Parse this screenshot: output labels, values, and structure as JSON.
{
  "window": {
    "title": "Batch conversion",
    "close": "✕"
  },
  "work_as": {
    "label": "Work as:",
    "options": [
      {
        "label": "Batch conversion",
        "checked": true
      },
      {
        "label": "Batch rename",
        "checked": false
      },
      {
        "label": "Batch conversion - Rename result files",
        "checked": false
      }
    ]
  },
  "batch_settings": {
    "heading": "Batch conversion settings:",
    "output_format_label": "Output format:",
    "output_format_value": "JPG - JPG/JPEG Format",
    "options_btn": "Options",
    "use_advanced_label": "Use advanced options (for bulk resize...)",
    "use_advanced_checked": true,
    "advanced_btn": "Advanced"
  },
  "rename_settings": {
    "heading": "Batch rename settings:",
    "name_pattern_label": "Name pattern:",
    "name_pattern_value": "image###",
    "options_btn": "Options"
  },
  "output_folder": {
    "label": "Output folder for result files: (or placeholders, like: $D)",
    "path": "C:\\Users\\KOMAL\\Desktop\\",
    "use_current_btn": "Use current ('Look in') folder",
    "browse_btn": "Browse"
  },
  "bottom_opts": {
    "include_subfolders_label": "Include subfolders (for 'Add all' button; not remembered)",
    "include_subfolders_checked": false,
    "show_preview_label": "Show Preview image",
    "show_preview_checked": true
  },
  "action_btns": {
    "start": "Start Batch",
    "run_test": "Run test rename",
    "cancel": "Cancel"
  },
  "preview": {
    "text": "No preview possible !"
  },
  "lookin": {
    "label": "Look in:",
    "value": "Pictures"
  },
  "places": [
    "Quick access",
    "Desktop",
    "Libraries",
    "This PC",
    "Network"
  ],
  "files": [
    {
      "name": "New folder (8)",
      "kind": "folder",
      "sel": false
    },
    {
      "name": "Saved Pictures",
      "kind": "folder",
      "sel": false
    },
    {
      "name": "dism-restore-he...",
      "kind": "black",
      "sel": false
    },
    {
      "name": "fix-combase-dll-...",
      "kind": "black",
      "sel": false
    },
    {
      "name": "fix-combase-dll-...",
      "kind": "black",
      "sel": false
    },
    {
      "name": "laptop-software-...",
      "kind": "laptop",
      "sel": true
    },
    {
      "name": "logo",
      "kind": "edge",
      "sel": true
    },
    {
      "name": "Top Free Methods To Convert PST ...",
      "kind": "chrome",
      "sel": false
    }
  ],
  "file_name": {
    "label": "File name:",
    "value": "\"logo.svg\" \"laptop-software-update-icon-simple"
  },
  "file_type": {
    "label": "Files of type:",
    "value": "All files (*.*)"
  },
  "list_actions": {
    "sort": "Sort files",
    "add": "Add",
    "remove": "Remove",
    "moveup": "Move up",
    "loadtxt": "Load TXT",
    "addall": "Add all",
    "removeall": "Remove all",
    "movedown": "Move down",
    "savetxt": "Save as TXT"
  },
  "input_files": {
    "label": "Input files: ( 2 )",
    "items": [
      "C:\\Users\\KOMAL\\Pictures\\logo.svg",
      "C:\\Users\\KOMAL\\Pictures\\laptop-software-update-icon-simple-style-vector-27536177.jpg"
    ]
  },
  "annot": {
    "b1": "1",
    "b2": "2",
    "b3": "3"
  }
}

◇ ◇ ◇

Task directions – Using the exact wording, write out all of the records.

Exercise response –
Parse this screenshot: output labels, values, and structure as JSON.
{
  "window": {
    "title": "Batch conversion",
    "close": "✕"
  },
  "work_as": {
    "label": "Work as:",
    "options": [
      {
        "label": "Batch conversion",
        "checked": true
      },
      {
        "label": "Batch rename",
        "checked": false
      },
      {
        "label": "Batch conversion - Rename result files",
        "checked": false
      }
    ]
  },
  "batch_settings": {
    "heading": "Batch conversion settings:",
    "output_format_label": "Output format:",
    "output_format_value": "JPG - JPG/JPEG Format",
    "options_btn": "Options",
    "use_advanced_label": "Use advanced options (for bulk resize...)",
    "use_advanced_checked": true,
    "advanced_btn": "Advanced"
  },
  "rename_settings": {
    "heading": "Batch rename settings:",
    "name_pattern_label": "Name pattern:",
    "name_pattern_value": "image###",
    "options_btn": "Options"
  },
  "output_folder": {
    "label": "Output folder for result files: (or placeholders, like: $D)",
    "path": "C:\\Users\\KOMAL\\Desktop\\",
    "use_current_btn": "Use current ('Look in') folder",
    "browse_btn": "Browse"
  },
  "bottom_opts": {
    "include_subfolders_label": "Include subfolders (for 'Add all' button; not remembered)",
    "include_subfolders_checked": false,
    "show_preview_label": "Show Preview image",
    "show_preview_checked": true
  },
  "action_btns": {
    "start": "Start Batch",
    "run_test": "Run test rename",
    "cancel": "Cancel"
  },
  "preview": {
    "text": "No preview possible !"
  },
  "lookin": {
    "label": "Look in:",
    "value": "Pictures"
  },
  "places": [
    "Quick access",
    "Desktop",
    "Libraries",
    "This PC",
    "Network"
  ],
  "files": [
    {
      "name": "New folder (8)",
      "kind": "folder",
      "sel": false
    },
    {
      "name": "Saved Pictures",
      "kind": "folder",
      "sel": false
    },
    {
      "name": "dism-restore-he...",
      "kind": "black",
      "sel": false
    },
    {
      "name": "fix-combase-dll-...",
      "kind": "black",
      "sel": false
    },
    {
      "name": "fix-combase-dll-...",
      "kind": "black",
      "sel": false
    },
    {
      "name": "laptop-software-...",
      "kind": "laptop",
      "sel": true
    },
    {
      "name": "logo",
      "kind": "edge",
      "sel": true
    },
    {
      "name": "Top Free Methods To Convert PST ...",
      "kind": "chrome",
      "sel": false
    }
  ],
  "file_name": {
    "label": "File name:",
    "value": "\"logo.svg\" \"laptop-software-update-icon-simple"
  },
  "file_type": {
    "label": "Files of type:",
    "value": "All files (*.*)"
  },
  "list_actions": {
    "sort": "Sort files",
    "add": "Add",
    "remove": "Remove",
    "moveup": "Move up",
    "loadtxt": "Load TXT",
    "addall": "Add all",
    "removeall": "Remove all",
    "movedown": "Move down",
    "savetxt": "Save as TXT"
  },
  "input_files": {
    "label": "Input files: ( 2 )",
    "items": [
      "C:\\Users\\KOMAL\\Pictures\\logo.svg",
      "C:\\Users\\KOMAL\\Pictures\\laptop-software-update-icon-simple-style-vector-27536177.jpg"
    ]
  },
  "annot": {
    "b1": "1",
    "b2": "2",
    "b3": "3"
  }
}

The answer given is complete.